▼

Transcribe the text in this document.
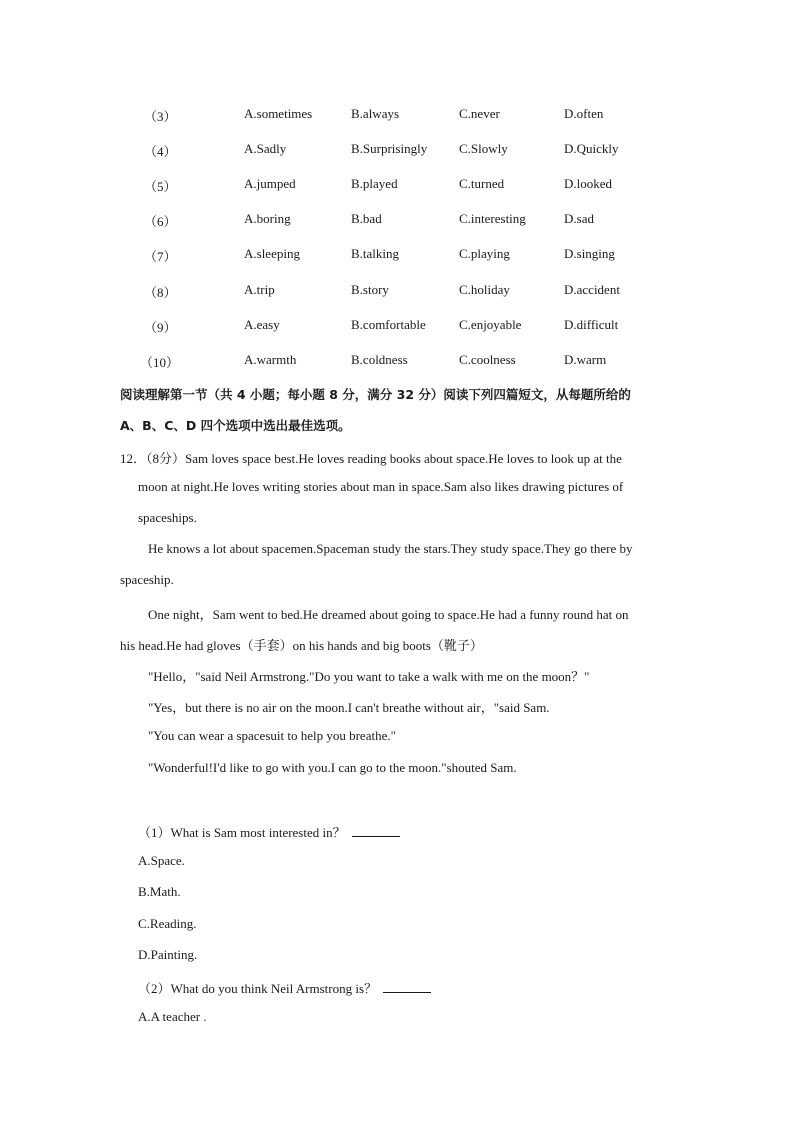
（3）	A.sometimes	B.always	C.never	D.often
（4）	A.Sadly	B.Surprisingly C.Slowly	D.Quickly
（5）	A.jumped	B.played	C.turned	D.looked
（6）	A.boring	B.bad	C.interesting	D.sad
（7）	A.sleeping	B.talking	C.playing	D.singing
（8）	A.trip	B.story	C.holiday	D.accident
（9）	A.easy	B.comfortable	C.enjoyable	D.difficult
（10）	A.warmth	B.coldness	C.coolness	D.warm
阅读理解第一节（共 4 小题；每小题 8 分，满分 32 分）阅读下列四篇短文，从每题所给的
A、B、C、D 四个选项中选出最佳选项。
12．（8分）Sam loves space best.He loves reading books about space.He loves to look up at the
moon at night.He loves writing stories about man in space.Sam also likes drawing pictures of
spaceships.
He knows a lot about spacemen.Spaceman study the stars.They study space.They go there by
spaceship.
One night，Sam went to bed.He dreamed about going to space.He had a funny round hat on
his head.He had gloves（手套）on his hands and big boots（靴子）
"Hello，"said Neil Armstrong."Do you want to take a walk with me on the moon？"
"Yes，but there is no air on the moon.I can't breathe without air，"said Sam.
"You can wear a spacesuit to help you breathe."
"Wonderful!I'd like to go with you.I can go to the moon."shouted Sam.
（1）What is Sam most interested in？
A.Space.
B.Math.
C.Reading.
D.Painting.
（2）What do you think Neil Armstrong is？
A.A teacher .
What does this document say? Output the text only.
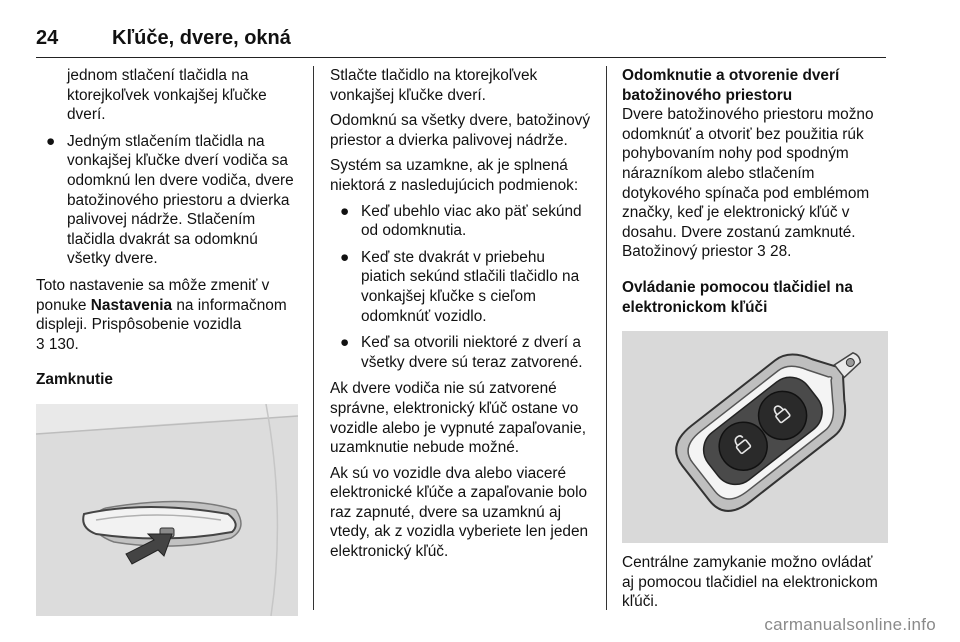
24	Kľúče, dvere, okná

jednom stlačení tlačidla na ktorejkoľvek vonkajšej kľučke dverí.

● Jedným stlačením tlačidla na vonkajšej kľučke dverí vodiča sa odomknú len dvere vodiča, dvere batožinového priestoru a dvierka palivovej nádrže. Stlačením tlačidla dvakrát sa odomknú všetky dvere.

Toto nastavenie sa môže zmeniť v ponuke Nastavenia na informačnom displeji. Prispôsobenie vozidla
3 130.

Zamknutie

Stlačte tlačidlo na ktorejkoľvek vonkajšej kľučke dverí.

Odomknú sa všetky dvere, batožinový priestor a dvierka palivovej nádrže.

Systém sa uzamkne, ak je splnená niektorá z nasledujúcich podmienok:

● Keď ubehlo viac ako päť sekúnd od odomknutia.

● Keď ste dvakrát v priebehu piatich sekúnd stlačili tlačidlo na vonkajšej kľučke s cieľom odomknúť vozidlo.

● Keď sa otvorili niektoré z dverí a všetky dvere sú teraz zatvorené.

Ak dvere vodiča nie sú zatvorené správne, elektronický kľúč ostane vo vozidle alebo je vypnuté zapaľovanie, uzamknutie nebude možné.

Ak sú vo vozidle dva alebo viaceré elektronické kľúče a zapaľovanie bolo raz zapnuté, dvere sa uzamknú aj vtedy, ak z vozidla vyberiete len jeden elektronický kľúč.

Odomknutie a otvorenie dverí batožinového priestoru

Dvere batožinového priestoru možno odomknúť a otvoriť bez použitia rúk pohybovaním nohy pod spodným nárazníkom alebo stlačením dotykového spínača pod emblémom značky, keď je elektronický kľúč v dosahu. Dvere zostanú zamknuté. Batožinový priestor 3 28.

Ovládanie pomocou tlačidiel na elektronickom kľúči

Centrálne zamykanie možno ovládať aj pomocou tlačidiel na elektronickom kľúči.

carmanualsonline.info
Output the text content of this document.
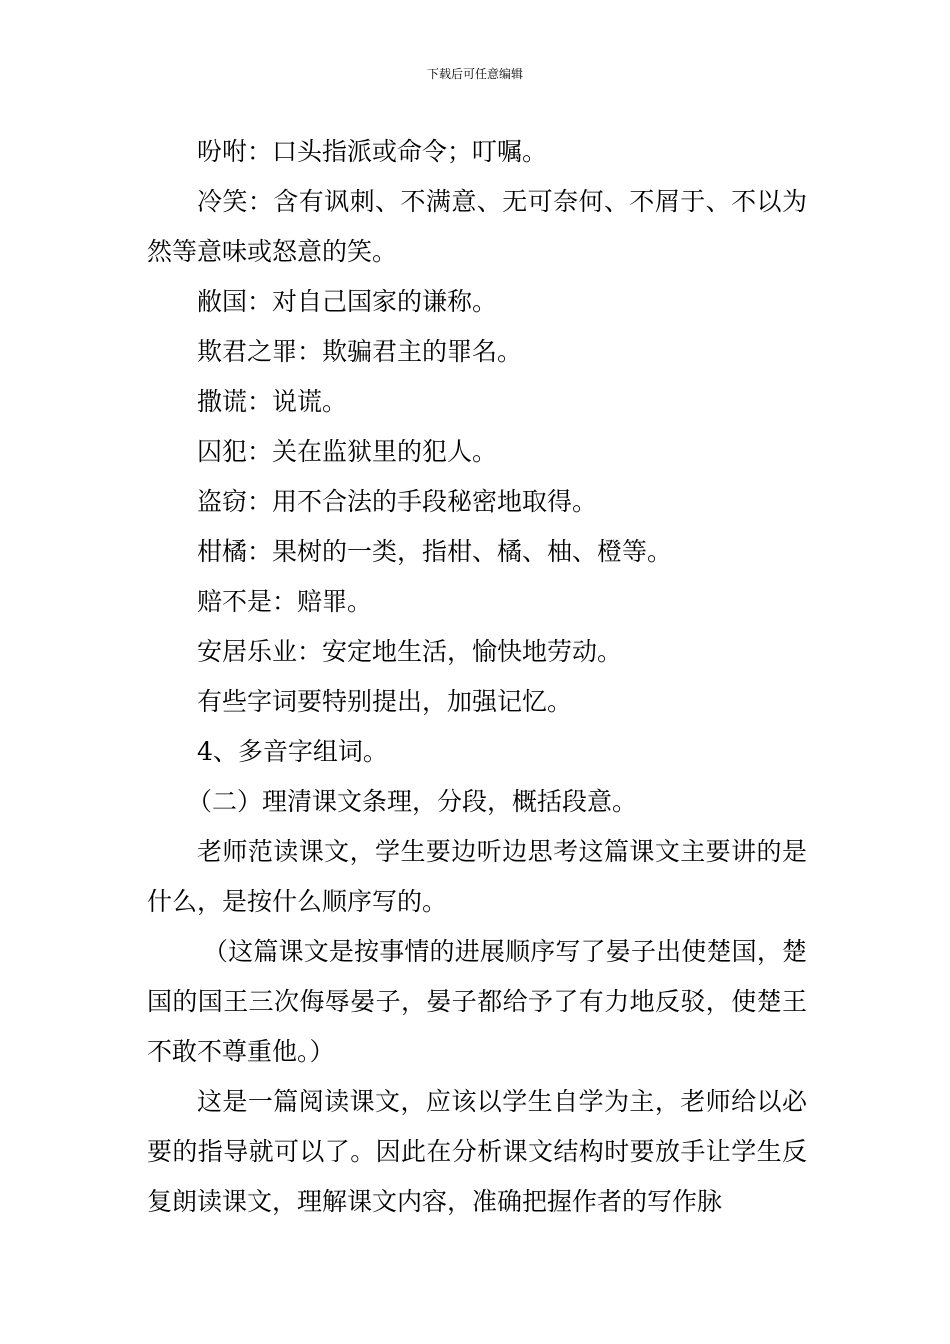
下载后可任意编辑

吩咐：口头指派或命令；叮嘱。

冷笑：含有讽刺、不满意、无可奈何、不屑于、不以为然等意味或怒意的笑。

敝国：对自己国家的谦称。

欺君之罪：欺骗君主的罪名。

撒谎：说谎。

囚犯：关在监狱里的犯人。

盗窃：用不合法的手段秘密地取得。

柑橘：果树的一类，指柑、橘、柚、橙等。

赔不是：赔罪。

安居乐业：安定地生活，愉快地劳动。

有些字词要特别提出，加强记忆。

4、多音字组词。

（二）理清课文条理，分段，概括段意。

老师范读课文，学生要边听边思考这篇课文主要讲的是什么，是按什么顺序写的。

（这篇课文是按事情的进展顺序写了晏子出使楚国，楚国的国王三次侮辱晏子，晏子都给予了有力地反驳，使楚王不敢不尊重他。）

这是一篇阅读课文，应该以学生自学为主，老师给以必要的指导就可以了。因此在分析课文结构时要放手让学生反复朗读课文，理解课文内容，准确把握作者的写作脉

▲

TASK GOAL :: Omit the pictures and reproduce the listing exactly.

FULL ANSWER ::
Transcribe the text in this document.
（3）	A.sometimes	B.always	C.never	D.often
（4）	A.Sadly	B.Surprisingly C.Slowly	D.Quickly
（5）	A.jumped	B.played	C.turned	D.looked
（6）	A.boring	B.bad	C.interesting	D.sad
（7）	A.sleeping	B.talking	C.playing	D.singing
（8）	A.trip	B.story	C.holiday	D.accident
（9）	A.easy	B.comfortable	C.enjoyable	D.difficult
（10）	A.warmth	B.coldness	C.coolness	D.warm
阅读理解第一节（共 4 小题；每小题 8 分，满分 32 分）阅读下列四篇短文，从每题所给的
A、B、C、D 四个选项中选出最佳选项。
12．（8分）Sam loves space best.He loves reading books about space.He loves to look up at the
moon at night.He loves writing stories about man in space.Sam also likes drawing pictures of
spaceships.
He knows a lot about spacemen.Spaceman study the stars.They study space.They go there by
spaceship.
One night，Sam went to bed.He dreamed about going to space.He had a funny round hat on
his head.He had gloves（手套）on his hands and big boots（靴子）
"Hello，"said Neil Armstrong."Do you want to take a walk with me on the moon？"
"Yes，but there is no air on the moon.I can't breathe without air，"said Sam.
"You can wear a spacesuit to help you breathe."
"Wonderful!I'd like to go with you.I can go to the moon."shouted Sam.
（1）What is Sam most interested in？
A.Space.
B.Math.
C.Reading.
D.Painting.
（2）What do you think Neil Armstrong is？
A.A teacher .
What does this document say? Output the text only.
24	Kľúče, dvere, okná

jednom stlačení tlačidla na ktorejkoľvek vonkajšej kľučke dverí.

● Jedným stlačením tlačidla na vonkajšej kľučke dverí vodiča sa odomknú len dvere vodiča, dvere batožinového priestoru a dvierka palivovej nádrže. Stlačením tlačidla dvakrát sa odomknú všetky dvere.

Toto nastavenie sa môže zmeniť v ponuke Nastavenia na informačnom displeji. Prispôsobenie vozidla
3 130.

Zamknutie

Stlačte tlačidlo na ktorejkoľvek vonkajšej kľučke dverí.

Odomknú sa všetky dvere, batožinový priestor a dvierka palivovej nádrže.

Systém sa uzamkne, ak je splnená niektorá z nasledujúcich podmienok:

● Keď ubehlo viac ako päť sekúnd od odomknutia.

● Keď ste dvakrát v priebehu piatich sekúnd stlačili tlačidlo na vonkajšej kľučke s cieľom odomknúť vozidlo.

● Keď sa otvorili niektoré z dverí a všetky dvere sú teraz zatvorené.

Ak dvere vodiča nie sú zatvorené správne, elektronický kľúč ostane vo vozidle alebo je vypnuté zapaľovanie, uzamknutie nebude možné.

Ak sú vo vozidle dva alebo viaceré elektronické kľúče a zapaľovanie bolo raz zapnuté, dvere sa uzamknú aj vtedy, ak z vozidla vyberiete len jeden elektronický kľúč.

Odomknutie a otvorenie dverí batožinového priestoru

Dvere batožinového priestoru možno odomknúť a otvoriť bez použitia rúk pohybovaním nohy pod spodným nárazníkom alebo stlačením dotykového spínača pod emblémom značky, keď je elektronický kľúč v dosahu. Dvere zostanú zamknuté. Batožinový priestor 3 28.

Ovládanie pomocou tlačidiel na elektronickom kľúči

Centrálne zamykanie možno ovládať aj pomocou tlačidiel na elektronickom kľúči.

carmanualsonline.info
Output the text content of this document.
下载后可任意编辑

吩咐：口头指派或命令；叮嘱。

冷笑：含有讽刺、不满意、无可奈何、不屑于、不以为然等意味或怒意的笑。

敝国：对自己国家的谦称。

欺君之罪：欺骗君主的罪名。

撒谎：说谎。

囚犯：关在监狱里的犯人。

盗窃：用不合法的手段秘密地取得。

柑橘：果树的一类，指柑、橘、柚、橙等。

赔不是：赔罪。

安居乐业：安定地生活，愉快地劳动。

有些字词要特别提出，加强记忆。

4、多音字组词。

（二）理清课文条理，分段，概括段意。

老师范读课文，学生要边听边思考这篇课文主要讲的是什么，是按什么顺序写的。

（这篇课文是按事情的进展顺序写了晏子出使楚国，楚国的国王三次侮辱晏子，晏子都给予了有力地反驳，使楚王不敢不尊重他。）

这是一篇阅读课文，应该以学生自学为主，老师给以必要的指导就可以了。因此在分析课文结构时要放手让学生反复朗读课文，理解课文内容，准确把握作者的写作脉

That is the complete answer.